--- begin Dataset ---
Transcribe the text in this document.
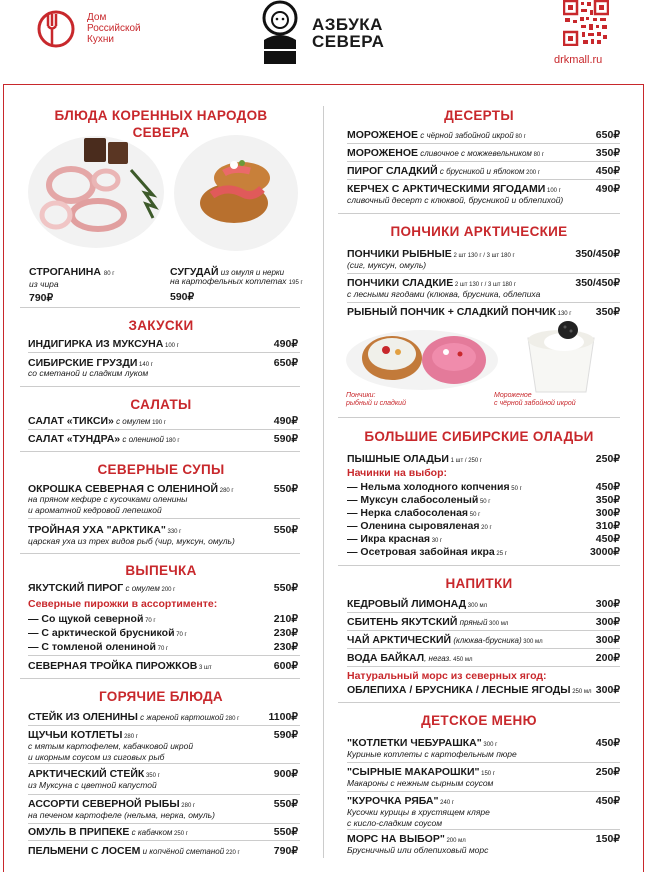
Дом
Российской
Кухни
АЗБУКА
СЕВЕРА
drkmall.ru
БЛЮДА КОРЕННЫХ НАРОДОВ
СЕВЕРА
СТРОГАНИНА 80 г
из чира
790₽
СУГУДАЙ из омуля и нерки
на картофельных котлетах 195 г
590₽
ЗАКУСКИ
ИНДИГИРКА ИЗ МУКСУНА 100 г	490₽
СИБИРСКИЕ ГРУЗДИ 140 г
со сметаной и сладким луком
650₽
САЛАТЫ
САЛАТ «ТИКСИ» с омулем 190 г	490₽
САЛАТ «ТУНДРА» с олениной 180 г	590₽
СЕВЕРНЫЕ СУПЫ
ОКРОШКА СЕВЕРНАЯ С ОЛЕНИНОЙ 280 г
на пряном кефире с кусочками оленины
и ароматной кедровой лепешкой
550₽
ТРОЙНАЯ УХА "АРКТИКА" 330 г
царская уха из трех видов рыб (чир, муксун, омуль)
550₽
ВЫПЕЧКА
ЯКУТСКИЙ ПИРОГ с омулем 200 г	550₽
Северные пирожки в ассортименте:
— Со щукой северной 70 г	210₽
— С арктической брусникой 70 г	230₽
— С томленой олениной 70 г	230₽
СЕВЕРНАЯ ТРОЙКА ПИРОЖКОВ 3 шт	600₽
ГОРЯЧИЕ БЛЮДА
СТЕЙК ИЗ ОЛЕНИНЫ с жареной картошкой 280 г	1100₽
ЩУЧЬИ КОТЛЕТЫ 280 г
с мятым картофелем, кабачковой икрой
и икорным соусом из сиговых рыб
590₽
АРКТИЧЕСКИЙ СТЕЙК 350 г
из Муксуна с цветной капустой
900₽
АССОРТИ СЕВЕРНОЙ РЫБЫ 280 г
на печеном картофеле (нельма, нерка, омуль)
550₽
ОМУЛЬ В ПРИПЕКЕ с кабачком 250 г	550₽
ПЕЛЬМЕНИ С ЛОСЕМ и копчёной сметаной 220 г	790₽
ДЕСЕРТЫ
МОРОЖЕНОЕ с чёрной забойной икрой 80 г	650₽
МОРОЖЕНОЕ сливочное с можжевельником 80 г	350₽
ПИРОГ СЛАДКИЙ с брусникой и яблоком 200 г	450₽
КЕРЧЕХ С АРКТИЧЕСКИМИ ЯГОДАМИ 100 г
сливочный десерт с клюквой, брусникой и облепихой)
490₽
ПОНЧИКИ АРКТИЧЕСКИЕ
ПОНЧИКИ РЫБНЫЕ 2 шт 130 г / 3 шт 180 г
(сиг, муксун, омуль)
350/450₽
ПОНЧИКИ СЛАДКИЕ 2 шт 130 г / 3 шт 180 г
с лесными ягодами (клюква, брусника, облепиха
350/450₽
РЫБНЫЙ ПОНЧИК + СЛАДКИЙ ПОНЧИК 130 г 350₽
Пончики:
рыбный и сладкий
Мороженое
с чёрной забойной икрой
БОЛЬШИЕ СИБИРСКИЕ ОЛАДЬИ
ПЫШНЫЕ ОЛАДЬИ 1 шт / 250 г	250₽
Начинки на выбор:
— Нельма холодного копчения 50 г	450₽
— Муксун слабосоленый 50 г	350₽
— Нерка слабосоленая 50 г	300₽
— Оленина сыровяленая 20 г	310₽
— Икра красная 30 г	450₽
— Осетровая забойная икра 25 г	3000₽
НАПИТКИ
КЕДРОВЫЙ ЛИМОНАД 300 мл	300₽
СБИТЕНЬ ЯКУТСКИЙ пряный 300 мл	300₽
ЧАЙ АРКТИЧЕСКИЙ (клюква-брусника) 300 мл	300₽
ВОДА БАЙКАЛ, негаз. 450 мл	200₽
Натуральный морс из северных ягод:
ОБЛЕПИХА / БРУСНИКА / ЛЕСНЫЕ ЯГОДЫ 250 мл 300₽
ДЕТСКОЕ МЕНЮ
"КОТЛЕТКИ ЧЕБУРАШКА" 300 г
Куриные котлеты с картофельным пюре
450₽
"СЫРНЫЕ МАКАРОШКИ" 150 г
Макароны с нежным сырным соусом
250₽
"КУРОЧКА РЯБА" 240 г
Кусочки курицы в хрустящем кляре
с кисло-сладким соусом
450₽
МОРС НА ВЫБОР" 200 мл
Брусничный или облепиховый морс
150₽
--- end Dataset ---
Written problem:
Make an exact copy of all entries above, dropping the images.

Response to this exercise:
Transcribe the text in this document.
Дом
Российской
Кухни
АЗБУКА
СЕВЕРА
drkmall.ru
БЛЮДА КОРЕННЫХ НАРОДОВ
СЕВЕРА
СТРОГАНИНА 80 г
из чира
790₽
СУГУДАЙ из омуля и нерки
на картофельных котлетах 195 г
590₽
ЗАКУСКИ
ИНДИГИРКА ИЗ МУКСУНА 100 г	490₽
СИБИРСКИЕ ГРУЗДИ 140 г
со сметаной и сладким луком
650₽
САЛАТЫ
САЛАТ «ТИКСИ» с омулем 190 г	490₽
САЛАТ «ТУНДРА» с олениной 180 г	590₽
СЕВЕРНЫЕ СУПЫ
ОКРОШКА СЕВЕРНАЯ С ОЛЕНИНОЙ 280 г
на пряном кефире с кусочками оленины
и ароматной кедровой лепешкой
550₽
ТРОЙНАЯ УХА "АРКТИКА" 330 г
царская уха из трех видов рыб (чир, муксун, омуль)
550₽
ВЫПЕЧКА
ЯКУТСКИЙ ПИРОГ с омулем 200 г	550₽
Северные пирожки в ассортименте:
— Со щукой северной 70 г	210₽
— С арктической брусникой 70 г	230₽
— С томленой олениной 70 г	230₽
СЕВЕРНАЯ ТРОЙКА ПИРОЖКОВ 3 шт	600₽
ГОРЯЧИЕ БЛЮДА
СТЕЙК ИЗ ОЛЕНИНЫ с жареной картошкой 280 г	1100₽
ЩУЧЬИ КОТЛЕТЫ 280 г
с мятым картофелем, кабачковой икрой
и икорным соусом из сиговых рыб
590₽
АРКТИЧЕСКИЙ СТЕЙК 350 г
из Муксуна с цветной капустой
900₽
АССОРТИ СЕВЕРНОЙ РЫБЫ 280 г
на печеном картофеле (нельма, нерка, омуль)
550₽
ОМУЛЬ В ПРИПЕКЕ с кабачком 250 г	550₽
ПЕЛЬМЕНИ С ЛОСЕМ и копчёной сметаной 220 г	790₽
ДЕСЕРТЫ
МОРОЖЕНОЕ с чёрной забойной икрой 80 г	650₽
МОРОЖЕНОЕ сливочное с можжевельником 80 г	350₽
ПИРОГ СЛАДКИЙ с брусникой и яблоком 200 г	450₽
КЕРЧЕХ С АРКТИЧЕСКИМИ ЯГОДАМИ 100 г
сливочный десерт с клюквой, брусникой и облепихой)
490₽
ПОНЧИКИ АРКТИЧЕСКИЕ
ПОНЧИКИ РЫБНЫЕ 2 шт 130 г / 3 шт 180 г
(сиг, муксун, омуль)
350/450₽
ПОНЧИКИ СЛАДКИЕ 2 шт 130 г / 3 шт 180 г
с лесными ягодами (клюква, брусника, облепиха
350/450₽
РЫБНЫЙ ПОНЧИК + СЛАДКИЙ ПОНЧИК 130 г 350₽
Пончики:
рыбный и сладкий
Мороженое
с чёрной забойной икрой
БОЛЬШИЕ СИБИРСКИЕ ОЛАДЬИ
ПЫШНЫЕ ОЛАДЬИ 1 шт / 250 г	250₽
Начинки на выбор:
— Нельма холодного копчения 50 г	450₽
— Муксун слабосоленый 50 г	350₽
— Нерка слабосоленая 50 г	300₽
— Оленина сыровяленая 20 г	310₽
— Икра красная 30 г	450₽
— Осетровая забойная икра 25 г	3000₽
НАПИТКИ
КЕДРОВЫЙ ЛИМОНАД 300 мл	300₽
СБИТЕНЬ ЯКУТСКИЙ пряный 300 мл	300₽
ЧАЙ АРКТИЧЕСКИЙ (клюква-брусника) 300 мл	300₽
ВОДА БАЙКАЛ, негаз. 450 мл	200₽
Натуральный морс из северных ягод:
ОБЛЕПИХА / БРУСНИКА / ЛЕСНЫЕ ЯГОДЫ 250 мл 300₽
ДЕТСКОЕ МЕНЮ
"КОТЛЕТКИ ЧЕБУРАШКА" 300 г
Куриные котлеты с картофельным пюре
450₽
"СЫРНЫЕ МАКАРОШКИ" 150 г
Макароны с нежным сырным соусом
250₽
"КУРОЧКА РЯБА" 240 г
Кусочки курицы в хрустящем кляре
с кисло-сладким соусом
450₽
МОРС НА ВЫБОР" 200 мл
Брусничный или облепиховый морс
150₽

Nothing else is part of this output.